[EXERCISE PASSAGE]
Salvador just published an analytical paper on the diversity of Brazilian land snails.
“Brazil is a megadiverse country for many (if not most) animal taxa, harboring a signifi- cant portion of Earth’s biodiversity. Still, the Brazilian land snail fauna is not that diverse at first sight, comprising around 700 native species. Most of these species were described by European and North American naturalists based on material obtained during 19th-century expeditions. Early 20th century malacologists, like Philadelphia-based Henry A. Pilsbry (1862–1957), also made remarkable contributions to the study of land snails in the country. From that point onwards, however, there was relatively little interest in Brazilian land snails until very recently. The last decade sparked a renewed enthusiasm in this branch of malacology, and over 50 new Brazilian species were revealed. An astounding portion of the known species (circa 45%) presently belongs to the superfamily Orthalicoidea, a group of mostly tree snails with typically large and colorful shells. It has thus been argued that the missing majority would be comprised of inconspicuous microgastropods that live in the undergrowth. In fact, several of the species discovered in the last decade belong to these “low-profile” groups and many come from scarcely studied regions or environments, such as caverns and islands. These places still undoubtedly hide many surprises for malacologists and there is still a long way to go until we have a good understanding of the terrestrial gastropod fauna in Brazil. The science behind this venture, however, is still underfunded and moving at a snail’s pace. This is especially unsettling, as land snails are deemed one of the animal groups most vulnerable to extinction, and the overly-exploited natural environments in Brazil might not last long, especially considering the country’s recent environmentally harmful policies.”

[THE PROBLEM]
Extend the passage on Brazilian land snail diversity, beginning after its final sentence. The items that follow were drawn from a separate source.

[Data entries]
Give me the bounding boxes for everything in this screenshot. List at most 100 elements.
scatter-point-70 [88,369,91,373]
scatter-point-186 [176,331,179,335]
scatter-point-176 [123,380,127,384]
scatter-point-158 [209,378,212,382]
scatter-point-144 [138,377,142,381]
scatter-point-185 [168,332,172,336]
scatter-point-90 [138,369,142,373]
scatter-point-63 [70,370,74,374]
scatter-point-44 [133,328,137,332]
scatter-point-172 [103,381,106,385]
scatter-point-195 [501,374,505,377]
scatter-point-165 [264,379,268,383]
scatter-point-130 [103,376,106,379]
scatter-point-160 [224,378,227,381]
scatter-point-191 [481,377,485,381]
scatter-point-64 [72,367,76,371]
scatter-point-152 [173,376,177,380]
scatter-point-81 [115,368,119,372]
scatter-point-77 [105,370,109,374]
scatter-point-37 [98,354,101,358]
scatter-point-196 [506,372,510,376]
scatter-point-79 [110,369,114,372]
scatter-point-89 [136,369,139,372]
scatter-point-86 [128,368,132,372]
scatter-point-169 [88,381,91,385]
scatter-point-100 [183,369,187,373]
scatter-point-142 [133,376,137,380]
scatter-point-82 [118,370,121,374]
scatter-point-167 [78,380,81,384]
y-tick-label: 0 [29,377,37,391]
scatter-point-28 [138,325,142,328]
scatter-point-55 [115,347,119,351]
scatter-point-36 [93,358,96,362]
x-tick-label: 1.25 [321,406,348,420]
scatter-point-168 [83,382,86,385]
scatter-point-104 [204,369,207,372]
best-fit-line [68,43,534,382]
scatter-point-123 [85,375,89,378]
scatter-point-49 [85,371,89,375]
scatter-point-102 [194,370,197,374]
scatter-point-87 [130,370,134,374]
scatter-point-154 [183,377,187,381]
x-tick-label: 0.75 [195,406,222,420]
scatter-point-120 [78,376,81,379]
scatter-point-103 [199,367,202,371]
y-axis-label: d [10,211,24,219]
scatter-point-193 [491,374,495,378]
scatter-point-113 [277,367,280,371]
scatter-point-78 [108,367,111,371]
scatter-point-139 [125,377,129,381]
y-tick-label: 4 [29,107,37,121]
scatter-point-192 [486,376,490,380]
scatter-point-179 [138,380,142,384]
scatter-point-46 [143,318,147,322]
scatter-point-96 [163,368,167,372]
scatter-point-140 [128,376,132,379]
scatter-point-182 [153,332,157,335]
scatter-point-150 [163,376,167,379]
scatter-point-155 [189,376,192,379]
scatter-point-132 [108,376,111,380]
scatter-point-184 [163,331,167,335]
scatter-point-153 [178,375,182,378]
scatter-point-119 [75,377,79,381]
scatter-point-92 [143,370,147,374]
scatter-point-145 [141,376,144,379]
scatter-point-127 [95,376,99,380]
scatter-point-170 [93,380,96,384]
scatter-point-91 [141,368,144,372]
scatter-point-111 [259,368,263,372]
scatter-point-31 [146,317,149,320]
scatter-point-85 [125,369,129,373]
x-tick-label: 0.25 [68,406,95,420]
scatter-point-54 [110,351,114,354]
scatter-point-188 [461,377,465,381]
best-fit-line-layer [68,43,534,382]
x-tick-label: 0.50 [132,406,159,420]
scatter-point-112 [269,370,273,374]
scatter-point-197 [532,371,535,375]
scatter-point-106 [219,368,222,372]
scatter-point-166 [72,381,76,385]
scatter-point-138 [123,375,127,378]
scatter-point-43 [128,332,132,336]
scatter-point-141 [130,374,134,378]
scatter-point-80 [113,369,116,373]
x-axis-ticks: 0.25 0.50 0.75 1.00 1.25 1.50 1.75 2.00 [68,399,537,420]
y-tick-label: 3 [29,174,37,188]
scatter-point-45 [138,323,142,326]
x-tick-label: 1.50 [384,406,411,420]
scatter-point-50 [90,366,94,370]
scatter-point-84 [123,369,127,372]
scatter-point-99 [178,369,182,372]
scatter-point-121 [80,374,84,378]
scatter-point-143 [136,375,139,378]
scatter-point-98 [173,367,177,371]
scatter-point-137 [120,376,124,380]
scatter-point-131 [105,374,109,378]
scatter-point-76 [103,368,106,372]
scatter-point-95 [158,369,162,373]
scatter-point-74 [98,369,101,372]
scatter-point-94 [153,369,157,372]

[ANSWER]
It is clear that the Brazilian malacologists community is the most active one on the continent with regard to the group under discussion. My feeling is that, especially in the Andean countries, intensified research could bring much more novelties to light. Given the practical limitations following the implementation of the Nagoya Protocol, field work and anatomical and molecular studies have become impossible. This has serious consequences for modern systematic research. At the same time some journals even do no want to publish now a taxonomic paper without molecular data! It is time that local authorities and malacologists become aware of the need to further the application of modern taxonomic techniques (DNA, CT-scanning) and facilitate the necessary field work for it. They should either become active themselves or co-operate with foreign malacologists that can supply these modern techniques. There are enough signs already of a biodiversity crisis emerging to take urgent action!
Salvador, R.B., 2019. Land snail diversity in Brazil. Strombus, 25: 10-20.